Exercise requirements: Print each of the entries exactly, leaving nothing out.

___ Information shown

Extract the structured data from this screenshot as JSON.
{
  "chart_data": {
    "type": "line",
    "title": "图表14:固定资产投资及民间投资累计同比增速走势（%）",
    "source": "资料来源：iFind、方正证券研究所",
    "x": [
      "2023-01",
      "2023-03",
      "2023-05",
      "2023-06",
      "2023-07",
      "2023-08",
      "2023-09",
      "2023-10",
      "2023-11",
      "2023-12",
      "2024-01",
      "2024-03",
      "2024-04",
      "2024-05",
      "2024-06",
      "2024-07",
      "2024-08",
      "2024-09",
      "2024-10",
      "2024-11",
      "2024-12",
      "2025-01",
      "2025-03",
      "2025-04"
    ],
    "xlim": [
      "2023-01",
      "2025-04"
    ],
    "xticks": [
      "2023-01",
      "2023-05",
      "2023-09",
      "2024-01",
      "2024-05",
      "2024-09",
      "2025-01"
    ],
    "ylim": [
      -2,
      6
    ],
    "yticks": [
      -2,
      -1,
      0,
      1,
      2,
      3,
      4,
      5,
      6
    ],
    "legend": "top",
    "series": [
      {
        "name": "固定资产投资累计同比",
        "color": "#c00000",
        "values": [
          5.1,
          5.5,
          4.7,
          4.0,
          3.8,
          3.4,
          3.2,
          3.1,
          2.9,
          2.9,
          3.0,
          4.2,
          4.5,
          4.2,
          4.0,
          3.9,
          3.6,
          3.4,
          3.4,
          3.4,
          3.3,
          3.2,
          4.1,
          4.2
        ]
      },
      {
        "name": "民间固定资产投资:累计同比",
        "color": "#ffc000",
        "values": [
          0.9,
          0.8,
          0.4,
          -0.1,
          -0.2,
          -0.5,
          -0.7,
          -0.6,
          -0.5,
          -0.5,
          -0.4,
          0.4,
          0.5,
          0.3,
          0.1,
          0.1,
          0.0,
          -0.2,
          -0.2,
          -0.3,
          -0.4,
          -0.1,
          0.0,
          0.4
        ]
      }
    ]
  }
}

______

Written answer:
Extract the structured data from this screenshot as JSON.
{
  "chart_data": {
    "type": "line",
    "title": "图表14:固定资产投资及民间投资累计同比增速走势（%）",
    "source": "资料来源：iFind、方正证券研究所",
    "x": [
      "2023-01",
      "2023-03",
      "2023-05",
      "2023-06",
      "2023-07",
      "2023-08",
      "2023-09",
      "2023-10",
      "2023-11",
      "2023-12",
      "2024-01",
      "2024-03",
      "2024-04",
      "2024-05",
      "2024-06",
      "2024-07",
      "2024-08",
      "2024-09",
      "2024-10",
      "2024-11",
      "2024-12",
      "2025-01",
      "2025-03",
      "2025-04"
    ],
    "xlim": [
      "2023-01",
      "2025-04"
    ],
    "xticks": [
      "2023-01",
      "2023-05",
      "2023-09",
      "2024-01",
      "2024-05",
      "2024-09",
      "2025-01"
    ],
    "ylim": [
      -2,
      6
    ],
    "yticks": [
      -2,
      -1,
      0,
      1,
      2,
      3,
      4,
      5,
      6
    ],
    "legend": "top",
    "series": [
      {
        "name": "固定资产投资累计同比",
        "color": "#c00000",
        "values": [
          5.1,
          5.5,
          4.7,
          4.0,
          3.8,
          3.4,
          3.2,
          3.1,
          2.9,
          2.9,
          3.0,
          4.2,
          4.5,
          4.2,
          4.0,
          3.9,
          3.6,
          3.4,
          3.4,
          3.4,
          3.3,
          3.2,
          4.1,
          4.2
        ]
      },
      {
        "name": "民间固定资产投资:累计同比",
        "color": "#ffc000",
        "values": [
          0.9,
          0.8,
          0.4,
          -0.1,
          -0.2,
          -0.5,
          -0.7,
          -0.6,
          -0.5,
          -0.5,
          -0.4,
          0.4,
          0.5,
          0.3,
          0.1,
          0.1,
          0.0,
          -0.2,
          -0.2,
          -0.3,
          -0.4,
          -0.1,
          0.0,
          0.4
        ]
      }
    ]
  }
}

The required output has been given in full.